» GOAL OF THE EXERCISE
Read through the entries below and return each line with the word "JSON".

» EXTRACTED INFORMATION
::::::::
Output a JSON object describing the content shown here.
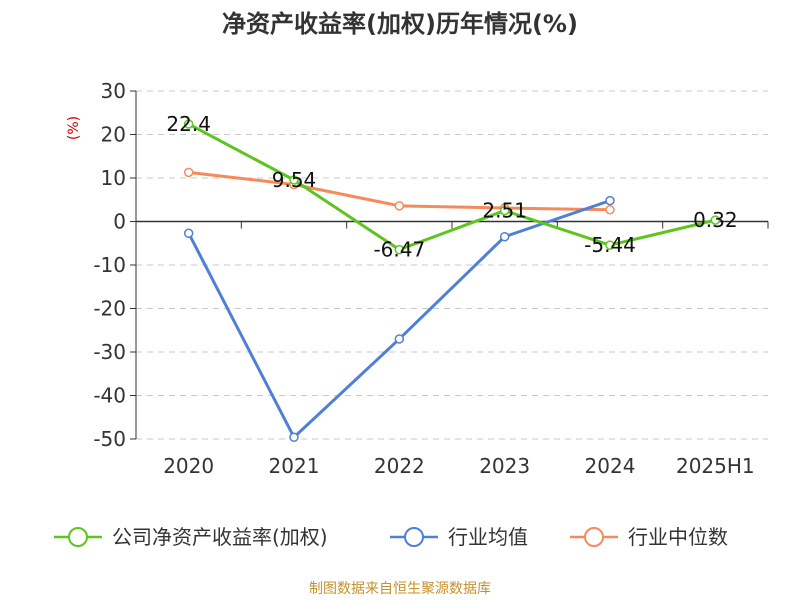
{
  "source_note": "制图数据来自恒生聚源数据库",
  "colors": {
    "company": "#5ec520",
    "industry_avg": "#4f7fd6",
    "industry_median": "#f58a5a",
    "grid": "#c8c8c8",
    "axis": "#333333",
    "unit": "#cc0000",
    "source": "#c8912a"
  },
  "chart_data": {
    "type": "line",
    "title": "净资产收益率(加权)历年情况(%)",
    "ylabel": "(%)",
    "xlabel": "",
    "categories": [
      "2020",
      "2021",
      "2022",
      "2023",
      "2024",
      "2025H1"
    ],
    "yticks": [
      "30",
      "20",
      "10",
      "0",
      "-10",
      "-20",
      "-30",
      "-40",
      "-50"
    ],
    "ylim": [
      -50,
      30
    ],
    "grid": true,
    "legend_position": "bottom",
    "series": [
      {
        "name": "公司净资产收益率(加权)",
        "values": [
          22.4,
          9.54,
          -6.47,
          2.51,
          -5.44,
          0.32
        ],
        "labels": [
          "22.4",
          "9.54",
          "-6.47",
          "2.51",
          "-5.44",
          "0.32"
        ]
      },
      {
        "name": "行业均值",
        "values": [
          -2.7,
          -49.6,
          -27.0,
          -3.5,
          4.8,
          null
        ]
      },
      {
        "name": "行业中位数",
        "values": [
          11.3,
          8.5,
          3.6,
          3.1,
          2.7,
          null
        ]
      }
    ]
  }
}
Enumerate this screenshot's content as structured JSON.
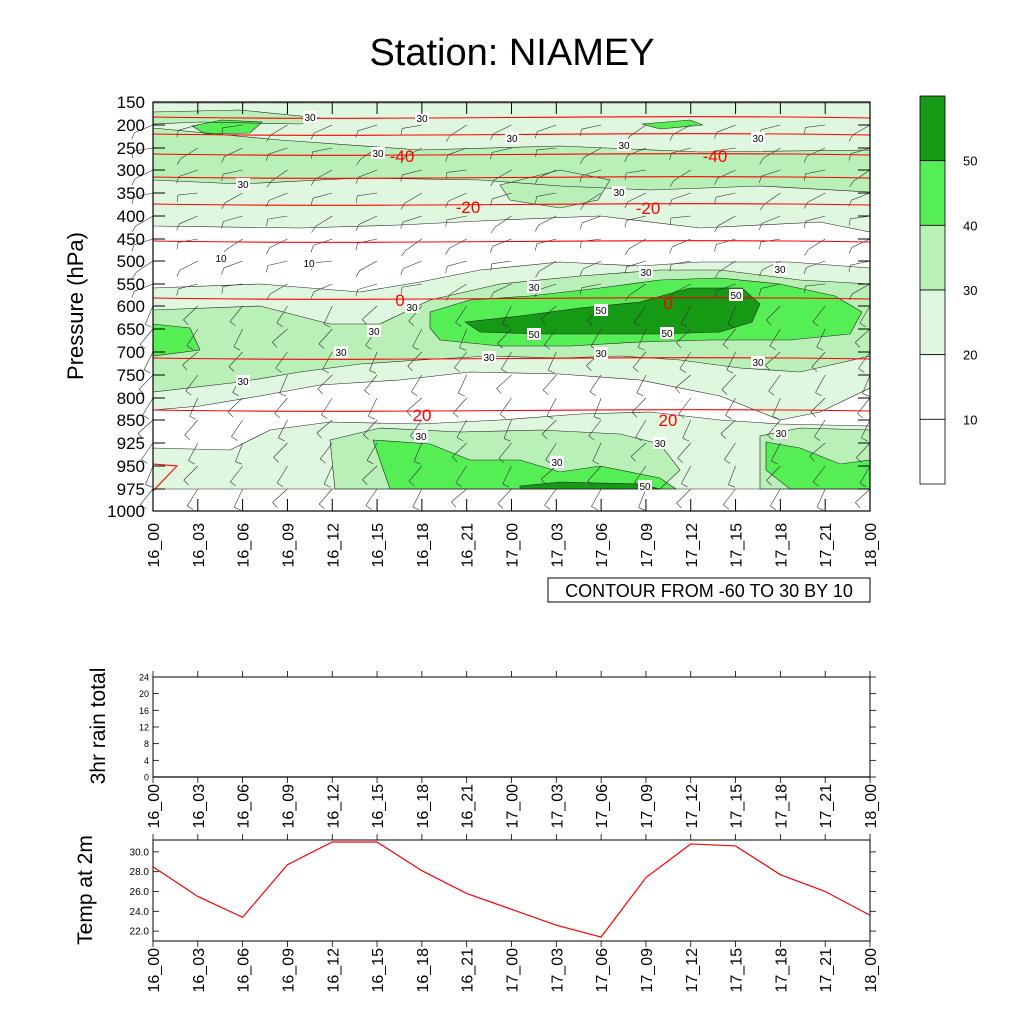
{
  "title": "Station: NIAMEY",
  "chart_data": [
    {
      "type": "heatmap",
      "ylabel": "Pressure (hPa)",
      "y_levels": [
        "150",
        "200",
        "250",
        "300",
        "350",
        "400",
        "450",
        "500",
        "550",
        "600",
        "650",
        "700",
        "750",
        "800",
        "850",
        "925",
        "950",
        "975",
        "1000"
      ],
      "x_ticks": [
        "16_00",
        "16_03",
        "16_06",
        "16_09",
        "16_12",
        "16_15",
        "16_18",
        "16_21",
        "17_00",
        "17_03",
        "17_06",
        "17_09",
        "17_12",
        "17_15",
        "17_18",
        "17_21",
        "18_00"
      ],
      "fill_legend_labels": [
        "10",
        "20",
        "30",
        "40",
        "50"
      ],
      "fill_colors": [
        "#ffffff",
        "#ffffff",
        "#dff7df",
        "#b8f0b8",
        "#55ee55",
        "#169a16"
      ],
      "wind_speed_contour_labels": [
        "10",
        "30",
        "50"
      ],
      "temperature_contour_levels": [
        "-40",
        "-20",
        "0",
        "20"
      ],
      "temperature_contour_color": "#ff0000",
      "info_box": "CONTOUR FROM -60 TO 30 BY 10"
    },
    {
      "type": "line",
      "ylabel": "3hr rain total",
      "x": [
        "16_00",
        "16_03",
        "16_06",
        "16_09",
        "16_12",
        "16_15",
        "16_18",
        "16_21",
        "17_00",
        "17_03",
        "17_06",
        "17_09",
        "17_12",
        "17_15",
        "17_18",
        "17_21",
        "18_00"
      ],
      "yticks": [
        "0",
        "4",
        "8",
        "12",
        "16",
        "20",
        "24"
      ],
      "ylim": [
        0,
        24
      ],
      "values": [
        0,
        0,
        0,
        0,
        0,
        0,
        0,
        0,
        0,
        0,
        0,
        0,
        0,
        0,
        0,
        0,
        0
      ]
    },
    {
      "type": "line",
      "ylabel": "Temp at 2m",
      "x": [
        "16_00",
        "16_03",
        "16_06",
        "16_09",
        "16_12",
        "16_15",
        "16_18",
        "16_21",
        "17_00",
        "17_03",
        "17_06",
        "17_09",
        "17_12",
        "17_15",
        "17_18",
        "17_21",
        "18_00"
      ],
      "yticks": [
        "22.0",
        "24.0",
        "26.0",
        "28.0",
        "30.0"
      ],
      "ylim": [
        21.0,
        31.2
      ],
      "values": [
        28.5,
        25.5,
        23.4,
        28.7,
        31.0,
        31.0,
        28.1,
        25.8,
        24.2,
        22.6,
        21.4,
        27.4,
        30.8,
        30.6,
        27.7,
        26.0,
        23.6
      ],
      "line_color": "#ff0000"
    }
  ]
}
::::::::
» FINAL RESULT
Output a JSON object describing the content shown here.
Enumerate this screenshot's content as structured JSON.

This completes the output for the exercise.